_PROMPT:_ Rewrite the Tesla Model S text, everything from "Next morning, the" down to "of 23 miles.", replacing "unplugged" with "disconnected".

_DOCUMENT:_
____

2013 Tesla Model S electric sport sedan [photo by owner David Noland]

2013 Tesla Model S electric sport sedan [photo by owner David Noland]

A couple of weeks ago, shortly after I took delivery of my 2013 Tesla Model S, I noticed that my home electric meter seemed to be running a bit faster than normal.

I keep a close eye on my meter, but that seemed odd.

After all, the long-awaited new luxury sport sedan delivered to my house in February by Tesla Motors [NSDQ:TSLA] was simply replacing electric miles I had been driving in my Chevrolet Volt.

The two cars have about the same efficiency in winter. So it shouldn't have taken notably more power to run the Model S than the Volt, right?

I decided to try an experiment. Unplugging my 60-kilowatt-hour Model S for the night at 9 p.m., I made a note of the Rated Range display, which read 169 miles.

Next morning, the range had dropped to 153 miles.

I left the car unplugged again the next night. (Temperature was in the 20s, a bit colder than the previous night.) Range dropped  from 89 miles to 66, a loss of 23 miles. 

What was going on here? Many days, I don't drive even 23 miles.

Was the Model S actually a "vampire" that used more electrical power just sitting overnight in my driveway than it might use during a typical day's driving for me?

Two more unplugged tests confirmed the pattern: 10 miles range lost in 9 hours, then 23 miles lost over 22 hours. On average, I'd been losing roughly a mile of range for every hour the car sat unplugged.

This was different: It wasn't just a design quirk, like the good and the bad points of the Model S that I wrote about recently.

This was taking money out of my pocket and putting carbon into the atmosphere.

____

_STORED RECORDS:_
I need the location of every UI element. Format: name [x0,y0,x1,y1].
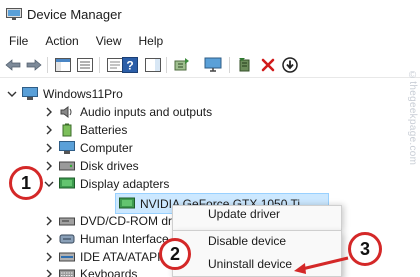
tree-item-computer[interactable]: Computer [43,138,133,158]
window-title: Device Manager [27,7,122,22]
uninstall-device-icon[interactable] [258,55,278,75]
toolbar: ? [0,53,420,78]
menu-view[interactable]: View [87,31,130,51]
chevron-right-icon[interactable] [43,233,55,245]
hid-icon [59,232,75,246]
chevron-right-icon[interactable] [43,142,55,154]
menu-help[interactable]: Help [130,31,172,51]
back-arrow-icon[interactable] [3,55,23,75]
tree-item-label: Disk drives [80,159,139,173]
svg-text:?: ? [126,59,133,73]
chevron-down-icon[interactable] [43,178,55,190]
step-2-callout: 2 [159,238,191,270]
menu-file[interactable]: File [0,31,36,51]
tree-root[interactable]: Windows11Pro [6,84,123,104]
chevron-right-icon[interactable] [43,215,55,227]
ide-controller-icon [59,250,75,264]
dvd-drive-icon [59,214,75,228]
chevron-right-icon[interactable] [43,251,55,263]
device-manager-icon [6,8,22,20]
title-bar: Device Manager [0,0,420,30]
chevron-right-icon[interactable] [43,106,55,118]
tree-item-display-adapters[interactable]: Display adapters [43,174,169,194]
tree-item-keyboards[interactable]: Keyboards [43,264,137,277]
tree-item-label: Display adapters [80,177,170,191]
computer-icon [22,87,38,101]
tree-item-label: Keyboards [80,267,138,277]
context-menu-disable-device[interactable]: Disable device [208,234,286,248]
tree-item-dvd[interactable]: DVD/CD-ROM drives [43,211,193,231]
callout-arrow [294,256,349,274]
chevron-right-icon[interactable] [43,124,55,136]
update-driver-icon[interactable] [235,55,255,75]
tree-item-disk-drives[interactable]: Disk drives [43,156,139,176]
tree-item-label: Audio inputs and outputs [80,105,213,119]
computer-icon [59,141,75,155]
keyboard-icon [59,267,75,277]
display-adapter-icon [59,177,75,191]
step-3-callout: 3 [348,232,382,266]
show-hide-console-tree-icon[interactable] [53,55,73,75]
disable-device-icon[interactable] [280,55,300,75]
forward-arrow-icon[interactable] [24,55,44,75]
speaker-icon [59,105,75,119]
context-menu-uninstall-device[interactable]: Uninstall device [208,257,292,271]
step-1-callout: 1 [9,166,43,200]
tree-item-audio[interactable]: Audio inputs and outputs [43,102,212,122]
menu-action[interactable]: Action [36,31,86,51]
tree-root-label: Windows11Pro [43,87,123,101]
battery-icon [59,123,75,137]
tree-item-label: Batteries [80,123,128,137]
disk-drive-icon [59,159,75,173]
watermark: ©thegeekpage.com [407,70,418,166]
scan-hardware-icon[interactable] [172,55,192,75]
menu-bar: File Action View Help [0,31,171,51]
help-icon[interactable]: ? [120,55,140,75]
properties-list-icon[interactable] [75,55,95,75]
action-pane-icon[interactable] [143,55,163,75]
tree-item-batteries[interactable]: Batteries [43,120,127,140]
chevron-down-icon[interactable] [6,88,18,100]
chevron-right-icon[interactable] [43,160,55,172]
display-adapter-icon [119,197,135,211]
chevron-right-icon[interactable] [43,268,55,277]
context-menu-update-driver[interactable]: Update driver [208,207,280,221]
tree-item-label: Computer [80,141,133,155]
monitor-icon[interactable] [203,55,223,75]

____

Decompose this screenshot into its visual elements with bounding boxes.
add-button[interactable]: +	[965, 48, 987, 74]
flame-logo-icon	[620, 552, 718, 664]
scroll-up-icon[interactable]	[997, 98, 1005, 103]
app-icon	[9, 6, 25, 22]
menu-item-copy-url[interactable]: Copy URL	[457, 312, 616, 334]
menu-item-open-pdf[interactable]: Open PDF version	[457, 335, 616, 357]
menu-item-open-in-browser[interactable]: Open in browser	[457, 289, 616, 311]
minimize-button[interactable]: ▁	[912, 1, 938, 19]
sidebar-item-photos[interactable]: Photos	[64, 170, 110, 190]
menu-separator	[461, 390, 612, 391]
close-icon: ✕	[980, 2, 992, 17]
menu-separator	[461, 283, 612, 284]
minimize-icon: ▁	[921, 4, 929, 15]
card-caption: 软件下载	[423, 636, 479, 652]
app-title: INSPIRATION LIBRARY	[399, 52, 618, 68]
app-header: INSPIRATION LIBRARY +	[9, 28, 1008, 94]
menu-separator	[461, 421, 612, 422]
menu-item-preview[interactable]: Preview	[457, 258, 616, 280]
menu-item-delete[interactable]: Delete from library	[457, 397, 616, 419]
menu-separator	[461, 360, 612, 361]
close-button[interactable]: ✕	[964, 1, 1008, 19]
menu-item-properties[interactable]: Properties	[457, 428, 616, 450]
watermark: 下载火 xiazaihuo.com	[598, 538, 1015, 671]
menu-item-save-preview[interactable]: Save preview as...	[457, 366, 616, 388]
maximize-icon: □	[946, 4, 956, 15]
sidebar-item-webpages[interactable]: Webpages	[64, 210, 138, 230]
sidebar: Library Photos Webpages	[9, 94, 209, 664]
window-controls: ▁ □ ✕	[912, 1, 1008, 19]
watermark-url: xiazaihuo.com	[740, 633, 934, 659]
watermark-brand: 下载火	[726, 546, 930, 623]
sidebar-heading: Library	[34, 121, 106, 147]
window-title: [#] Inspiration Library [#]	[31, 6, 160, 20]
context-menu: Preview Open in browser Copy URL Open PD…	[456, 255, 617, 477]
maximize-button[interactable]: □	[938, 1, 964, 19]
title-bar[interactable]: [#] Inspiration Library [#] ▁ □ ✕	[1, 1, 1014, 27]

____

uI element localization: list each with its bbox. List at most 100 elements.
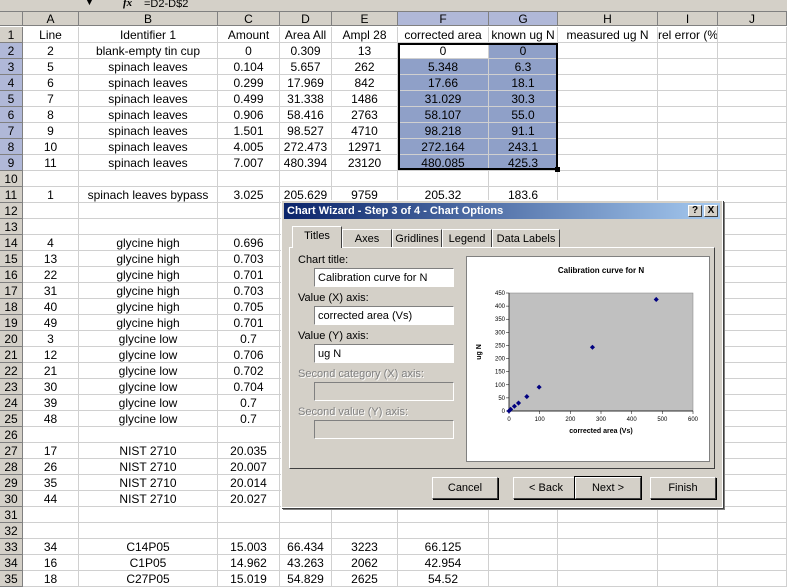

____

_OUTPUT FOR THIS TASK:_
Next morning, the range had dropped to 153 miles.

I left the car disconnected again the next night. (Temperature was in the 20s, a bit colder than the previous night.) Range dropped  from 89 miles to 66, a loss of 23 miles.